## start Listed entries
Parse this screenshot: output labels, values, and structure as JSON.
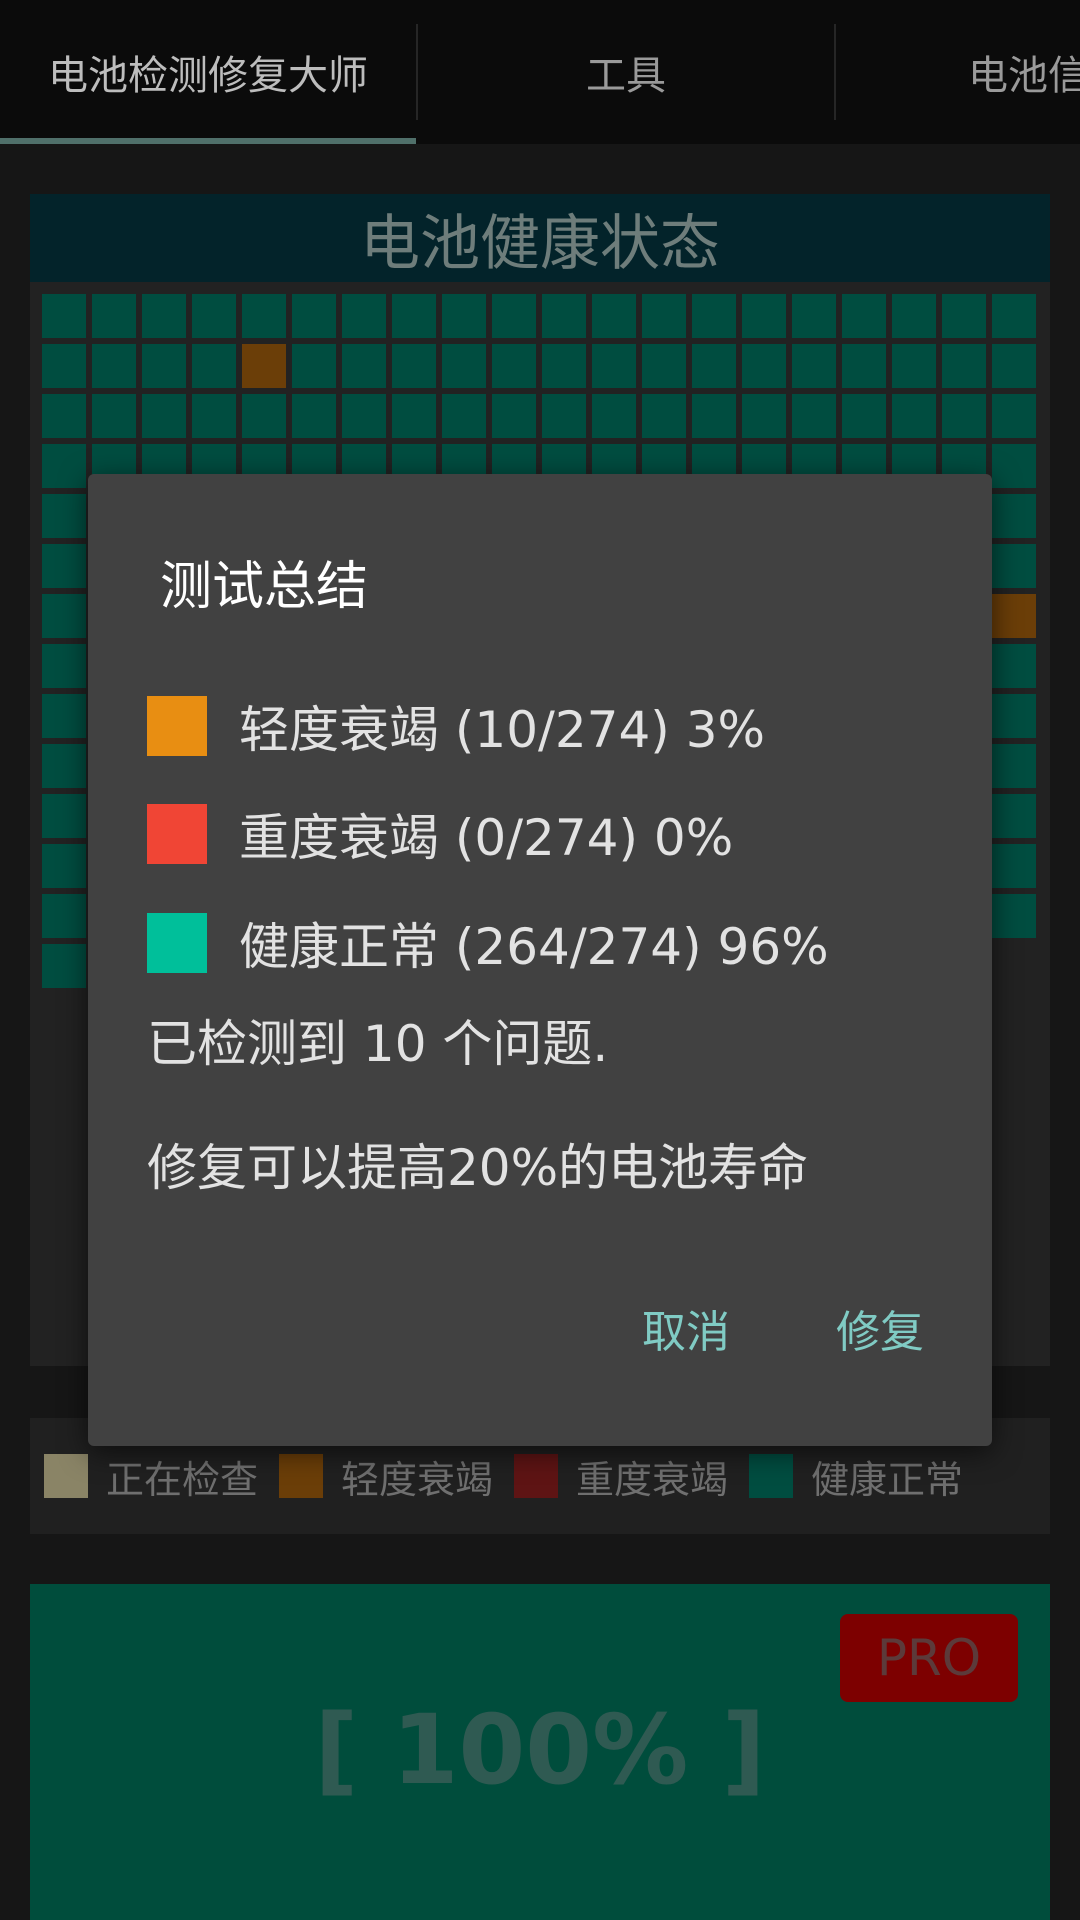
{
  "tabs": [
    "电池检测修复大师",
    "工具",
    "电池信"
  ],
  "health": {
    "header": "电池健康状态",
    "grid": {
      "columns": 20,
      "visible_rows": 14,
      "last_row_visible_cells": 1,
      "mild_cells": [
        [
          1,
          4
        ],
        [
          6,
          19
        ]
      ],
      "colors": {
        "healthy": "#004d40",
        "mild": "#6b3e08"
      }
    }
  },
  "legend": [
    {
      "label": "正在检查",
      "color": "#8a8466"
    },
    {
      "label": "轻度衰竭",
      "color": "#6b3e08"
    },
    {
      "label": "重度衰竭",
      "color": "#5e1414"
    },
    {
      "label": "健康正常",
      "color": "#004d40"
    }
  ],
  "percent_panel": {
    "pro_label": "PRO",
    "percent": "[ 100% ]"
  },
  "dialog": {
    "title": "测试总结",
    "summary": [
      {
        "text": "轻度衰竭 (10/274)  3%",
        "color": "#e88e12"
      },
      {
        "text": "重度衰竭 (0/274)  0%",
        "color": "#f04535"
      },
      {
        "text": "健康正常 (264/274)  96%",
        "color": "#00bf9a"
      }
    ],
    "detected": "已检测到 10 个问题.",
    "tip": "修复可以提高20%的电池寿命",
    "cancel": "取消",
    "repair": "修复"
  }
}
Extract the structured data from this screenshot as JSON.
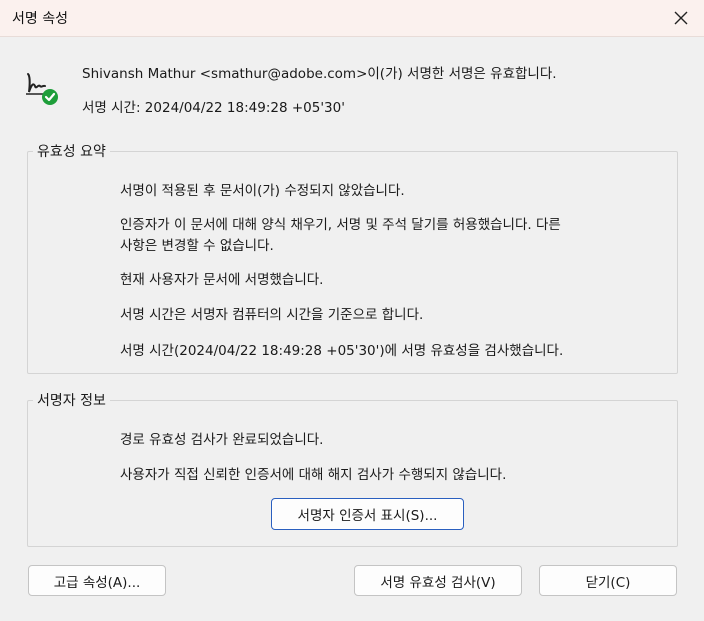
{
  "window": {
    "title": "서명 속성"
  },
  "header": {
    "signer_line": "Shivansh Mathur <smathur@adobe.com>이(가) 서명한 서명은 유효합니다.",
    "time_line": "서명 시간: 2024/04/22 18:49:28 +05'30'"
  },
  "validity": {
    "label": "유효성 요약",
    "lines": [
      "서명이 적용된 후 문서이(가) 수정되지 않았습니다.",
      "인증자가 이 문서에 대해 양식 채우기, 서명 및 주석 달기를 허용했습니다. 다른",
      "사항은 변경할 수 없습니다.",
      "현재 사용자가 문서에 서명했습니다.",
      "서명 시간은 서명자 컴퓨터의 시간을 기준으로 합니다.",
      "서명 시간(2024/04/22 18:49:28 +05'30')에 서명 유효성을 검사했습니다."
    ]
  },
  "signer_info": {
    "label": "서명자 정보",
    "lines": [
      "경로 유효성 검사가 완료되었습니다.",
      "사용자가 직접 신뢰한 인증서에 대해 해지 검사가 수행되지 않습니다."
    ],
    "show_cert_button": "서명자 인증서 표시(S)..."
  },
  "buttons": {
    "advanced": "고급 속성(A)...",
    "validate": "서명 유효성 검사(V)",
    "close": "닫기(C)"
  },
  "colors": {
    "check_green": "#1e9e3a",
    "title_bar": "#fbf1ee"
  },
  "icons": {
    "signature": "signature-check-icon",
    "close": "close-icon"
  }
}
## end Listed entries
Exercise description → Look for the word "this" and return every line where it occurs.

Exercise answer →
Parse this screenshot: output labels, values, and structure as JSON.
Extract the structured data from this screenshot as JSON.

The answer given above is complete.